▶ _What the task requires_
Line filter on the word "Black": copy each matching line from the entries.

Saved entries
▼

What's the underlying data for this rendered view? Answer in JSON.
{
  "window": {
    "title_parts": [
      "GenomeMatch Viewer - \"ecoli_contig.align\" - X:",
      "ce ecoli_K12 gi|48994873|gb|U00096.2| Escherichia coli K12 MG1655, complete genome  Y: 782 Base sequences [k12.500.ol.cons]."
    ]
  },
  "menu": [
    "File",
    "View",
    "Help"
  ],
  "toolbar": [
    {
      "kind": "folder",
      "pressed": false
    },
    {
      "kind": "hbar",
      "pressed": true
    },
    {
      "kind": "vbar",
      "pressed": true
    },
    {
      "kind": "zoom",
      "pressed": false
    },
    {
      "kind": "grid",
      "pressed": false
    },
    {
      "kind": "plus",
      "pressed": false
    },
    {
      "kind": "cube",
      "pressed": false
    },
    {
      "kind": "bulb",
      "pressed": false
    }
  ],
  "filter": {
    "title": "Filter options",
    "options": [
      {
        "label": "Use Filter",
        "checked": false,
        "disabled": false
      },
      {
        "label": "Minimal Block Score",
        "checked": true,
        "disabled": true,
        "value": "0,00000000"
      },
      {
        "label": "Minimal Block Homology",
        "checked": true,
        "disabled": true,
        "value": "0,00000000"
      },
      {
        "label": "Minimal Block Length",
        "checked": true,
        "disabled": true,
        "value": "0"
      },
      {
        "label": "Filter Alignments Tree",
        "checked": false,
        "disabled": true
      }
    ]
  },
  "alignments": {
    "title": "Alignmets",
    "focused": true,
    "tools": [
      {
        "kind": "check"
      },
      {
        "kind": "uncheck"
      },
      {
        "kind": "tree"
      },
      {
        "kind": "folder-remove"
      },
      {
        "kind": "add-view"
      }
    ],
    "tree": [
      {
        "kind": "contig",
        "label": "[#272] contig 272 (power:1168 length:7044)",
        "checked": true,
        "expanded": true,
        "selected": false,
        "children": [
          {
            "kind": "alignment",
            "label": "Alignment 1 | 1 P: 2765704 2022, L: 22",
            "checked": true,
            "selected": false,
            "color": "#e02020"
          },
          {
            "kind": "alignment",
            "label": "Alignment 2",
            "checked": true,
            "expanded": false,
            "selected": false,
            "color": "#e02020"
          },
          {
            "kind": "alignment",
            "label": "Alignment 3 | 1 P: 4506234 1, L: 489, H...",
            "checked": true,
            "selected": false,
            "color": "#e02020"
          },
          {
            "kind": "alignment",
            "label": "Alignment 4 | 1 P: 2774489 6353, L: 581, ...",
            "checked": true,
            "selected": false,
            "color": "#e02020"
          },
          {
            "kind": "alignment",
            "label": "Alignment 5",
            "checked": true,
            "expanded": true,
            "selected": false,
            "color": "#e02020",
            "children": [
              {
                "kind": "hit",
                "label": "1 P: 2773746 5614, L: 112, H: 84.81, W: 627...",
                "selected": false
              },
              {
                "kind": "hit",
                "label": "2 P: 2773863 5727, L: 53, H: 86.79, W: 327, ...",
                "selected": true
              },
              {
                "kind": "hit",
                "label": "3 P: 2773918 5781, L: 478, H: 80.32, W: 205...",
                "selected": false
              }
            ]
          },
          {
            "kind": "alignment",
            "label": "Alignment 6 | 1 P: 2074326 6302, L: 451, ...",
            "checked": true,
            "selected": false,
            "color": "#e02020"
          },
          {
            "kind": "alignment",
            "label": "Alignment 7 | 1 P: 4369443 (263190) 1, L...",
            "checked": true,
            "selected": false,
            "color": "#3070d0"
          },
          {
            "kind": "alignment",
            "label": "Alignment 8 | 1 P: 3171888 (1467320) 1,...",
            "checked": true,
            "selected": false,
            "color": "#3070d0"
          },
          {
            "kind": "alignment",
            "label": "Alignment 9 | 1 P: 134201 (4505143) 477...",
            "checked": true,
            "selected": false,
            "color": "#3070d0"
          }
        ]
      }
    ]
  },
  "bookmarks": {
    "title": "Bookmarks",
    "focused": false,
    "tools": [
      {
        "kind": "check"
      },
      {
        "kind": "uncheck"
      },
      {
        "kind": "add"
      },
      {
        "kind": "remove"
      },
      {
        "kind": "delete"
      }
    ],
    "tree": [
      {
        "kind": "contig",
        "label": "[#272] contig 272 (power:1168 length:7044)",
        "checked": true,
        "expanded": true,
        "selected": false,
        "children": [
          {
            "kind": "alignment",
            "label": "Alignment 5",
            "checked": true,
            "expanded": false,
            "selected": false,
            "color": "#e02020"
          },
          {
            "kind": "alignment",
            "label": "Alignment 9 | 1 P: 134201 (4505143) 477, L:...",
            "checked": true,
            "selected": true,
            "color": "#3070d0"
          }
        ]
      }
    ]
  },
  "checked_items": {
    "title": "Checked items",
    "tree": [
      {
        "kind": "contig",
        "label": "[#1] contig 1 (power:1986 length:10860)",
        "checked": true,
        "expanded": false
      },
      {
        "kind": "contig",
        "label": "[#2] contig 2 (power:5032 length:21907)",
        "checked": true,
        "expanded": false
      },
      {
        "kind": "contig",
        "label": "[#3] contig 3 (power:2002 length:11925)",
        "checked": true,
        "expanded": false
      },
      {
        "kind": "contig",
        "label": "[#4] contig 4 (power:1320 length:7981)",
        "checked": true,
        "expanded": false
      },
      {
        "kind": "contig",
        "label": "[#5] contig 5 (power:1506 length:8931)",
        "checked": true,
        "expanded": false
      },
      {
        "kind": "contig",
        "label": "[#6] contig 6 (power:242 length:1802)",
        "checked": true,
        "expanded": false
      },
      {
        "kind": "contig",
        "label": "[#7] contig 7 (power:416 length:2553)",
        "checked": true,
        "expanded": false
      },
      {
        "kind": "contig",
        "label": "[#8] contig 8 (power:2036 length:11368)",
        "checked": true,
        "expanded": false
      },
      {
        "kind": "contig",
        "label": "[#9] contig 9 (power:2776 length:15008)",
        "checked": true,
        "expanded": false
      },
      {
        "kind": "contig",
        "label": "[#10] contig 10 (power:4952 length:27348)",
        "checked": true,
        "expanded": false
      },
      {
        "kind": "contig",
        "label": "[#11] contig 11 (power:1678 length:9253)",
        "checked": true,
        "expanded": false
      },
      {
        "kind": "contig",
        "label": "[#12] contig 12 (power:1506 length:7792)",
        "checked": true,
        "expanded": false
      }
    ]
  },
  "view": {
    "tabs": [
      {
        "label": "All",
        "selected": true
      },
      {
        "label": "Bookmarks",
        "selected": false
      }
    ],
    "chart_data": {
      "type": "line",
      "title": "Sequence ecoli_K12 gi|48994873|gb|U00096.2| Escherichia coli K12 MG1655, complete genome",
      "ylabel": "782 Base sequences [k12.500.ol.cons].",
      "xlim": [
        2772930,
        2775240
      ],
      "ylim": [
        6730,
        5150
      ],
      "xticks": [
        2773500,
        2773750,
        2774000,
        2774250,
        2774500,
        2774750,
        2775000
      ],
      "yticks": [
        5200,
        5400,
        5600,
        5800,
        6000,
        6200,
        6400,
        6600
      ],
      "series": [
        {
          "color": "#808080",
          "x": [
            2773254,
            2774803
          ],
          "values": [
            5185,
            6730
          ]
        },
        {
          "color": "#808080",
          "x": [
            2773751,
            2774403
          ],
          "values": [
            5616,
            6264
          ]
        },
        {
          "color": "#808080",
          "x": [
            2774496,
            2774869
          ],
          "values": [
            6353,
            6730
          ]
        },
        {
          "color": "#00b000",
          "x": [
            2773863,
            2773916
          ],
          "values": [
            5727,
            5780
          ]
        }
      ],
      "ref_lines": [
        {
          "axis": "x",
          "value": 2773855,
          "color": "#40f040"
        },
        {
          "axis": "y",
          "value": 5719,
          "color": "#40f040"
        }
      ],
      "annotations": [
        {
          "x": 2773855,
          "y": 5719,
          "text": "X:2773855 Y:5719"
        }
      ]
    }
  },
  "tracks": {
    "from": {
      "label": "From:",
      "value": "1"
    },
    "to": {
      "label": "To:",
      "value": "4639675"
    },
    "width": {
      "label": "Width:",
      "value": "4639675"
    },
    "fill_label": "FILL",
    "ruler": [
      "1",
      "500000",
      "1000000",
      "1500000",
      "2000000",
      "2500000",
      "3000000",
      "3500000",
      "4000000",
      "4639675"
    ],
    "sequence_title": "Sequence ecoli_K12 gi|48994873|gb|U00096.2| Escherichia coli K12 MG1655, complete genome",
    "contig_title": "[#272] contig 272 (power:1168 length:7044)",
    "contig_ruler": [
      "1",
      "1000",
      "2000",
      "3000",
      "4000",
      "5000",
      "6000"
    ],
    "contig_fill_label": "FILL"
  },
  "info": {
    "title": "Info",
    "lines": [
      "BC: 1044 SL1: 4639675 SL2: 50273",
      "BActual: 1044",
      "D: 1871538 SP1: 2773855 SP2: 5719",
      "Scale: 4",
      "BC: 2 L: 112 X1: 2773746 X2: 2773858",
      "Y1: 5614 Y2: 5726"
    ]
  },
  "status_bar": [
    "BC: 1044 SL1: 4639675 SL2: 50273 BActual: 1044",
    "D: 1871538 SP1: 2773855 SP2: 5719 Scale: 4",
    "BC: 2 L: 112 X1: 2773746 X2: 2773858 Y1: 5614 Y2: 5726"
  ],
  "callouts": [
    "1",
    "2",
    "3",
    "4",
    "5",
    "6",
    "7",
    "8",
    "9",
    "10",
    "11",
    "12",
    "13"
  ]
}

▲
▼

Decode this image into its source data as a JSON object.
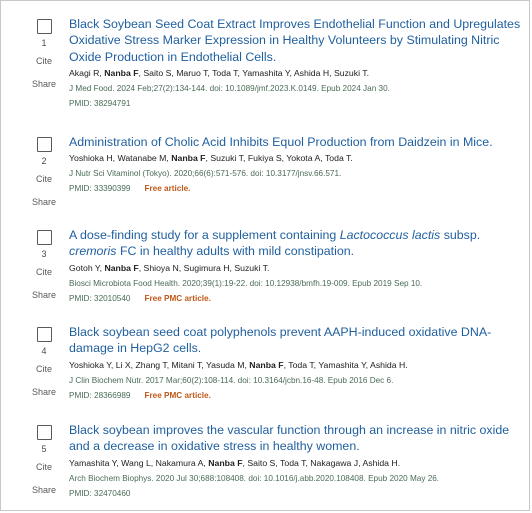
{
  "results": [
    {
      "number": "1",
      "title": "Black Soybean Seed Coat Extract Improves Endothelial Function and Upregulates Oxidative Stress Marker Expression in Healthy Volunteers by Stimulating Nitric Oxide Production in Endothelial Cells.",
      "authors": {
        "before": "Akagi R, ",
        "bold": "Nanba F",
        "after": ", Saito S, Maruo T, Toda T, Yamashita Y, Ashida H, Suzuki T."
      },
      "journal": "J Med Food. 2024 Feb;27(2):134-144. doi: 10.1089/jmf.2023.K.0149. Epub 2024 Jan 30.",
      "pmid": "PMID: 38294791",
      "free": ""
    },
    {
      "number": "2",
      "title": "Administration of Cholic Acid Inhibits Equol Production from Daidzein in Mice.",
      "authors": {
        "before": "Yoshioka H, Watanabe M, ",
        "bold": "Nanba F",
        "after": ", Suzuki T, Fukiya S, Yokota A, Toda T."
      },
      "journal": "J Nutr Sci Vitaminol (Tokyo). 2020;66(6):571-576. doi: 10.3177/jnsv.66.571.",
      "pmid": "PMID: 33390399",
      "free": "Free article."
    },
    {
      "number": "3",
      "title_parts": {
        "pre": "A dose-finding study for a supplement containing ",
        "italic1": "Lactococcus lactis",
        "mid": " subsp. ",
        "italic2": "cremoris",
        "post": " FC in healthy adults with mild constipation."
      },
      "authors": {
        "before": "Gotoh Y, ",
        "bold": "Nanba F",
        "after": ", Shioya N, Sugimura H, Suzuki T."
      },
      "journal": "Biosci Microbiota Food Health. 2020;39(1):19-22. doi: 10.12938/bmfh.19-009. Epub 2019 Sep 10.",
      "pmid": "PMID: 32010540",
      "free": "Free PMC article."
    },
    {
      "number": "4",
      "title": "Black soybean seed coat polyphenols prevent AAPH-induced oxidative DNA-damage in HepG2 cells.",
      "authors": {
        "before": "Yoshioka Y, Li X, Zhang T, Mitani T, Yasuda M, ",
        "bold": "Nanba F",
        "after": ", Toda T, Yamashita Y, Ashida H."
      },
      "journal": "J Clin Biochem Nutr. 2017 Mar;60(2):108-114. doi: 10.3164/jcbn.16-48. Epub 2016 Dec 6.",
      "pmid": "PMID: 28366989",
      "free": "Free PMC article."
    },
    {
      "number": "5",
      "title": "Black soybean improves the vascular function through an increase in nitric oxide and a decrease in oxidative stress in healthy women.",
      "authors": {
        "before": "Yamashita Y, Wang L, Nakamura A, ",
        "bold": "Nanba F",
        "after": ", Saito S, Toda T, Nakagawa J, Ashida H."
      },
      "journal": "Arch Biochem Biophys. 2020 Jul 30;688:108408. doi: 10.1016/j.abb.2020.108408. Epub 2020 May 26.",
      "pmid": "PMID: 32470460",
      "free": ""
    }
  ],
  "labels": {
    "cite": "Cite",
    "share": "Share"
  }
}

▲

▶ _Solution to the problem_
      "title": "Black Soybean Seed Coat Extract Improves Endothelial Function and Upregulates Oxidative Stress Marker Expression in Healthy Volunteers by Stimulating Nitric Oxide Production in Endothelial Cells.",
      "title": "Black soybean seed coat polyphenols prevent AAPH-induced oxidative DNA-damage in HepG2 cells.",
      "title": "Black soybean improves the vascular function through an increase in nitric oxide and a decrease in oxidative stress in healthy women.",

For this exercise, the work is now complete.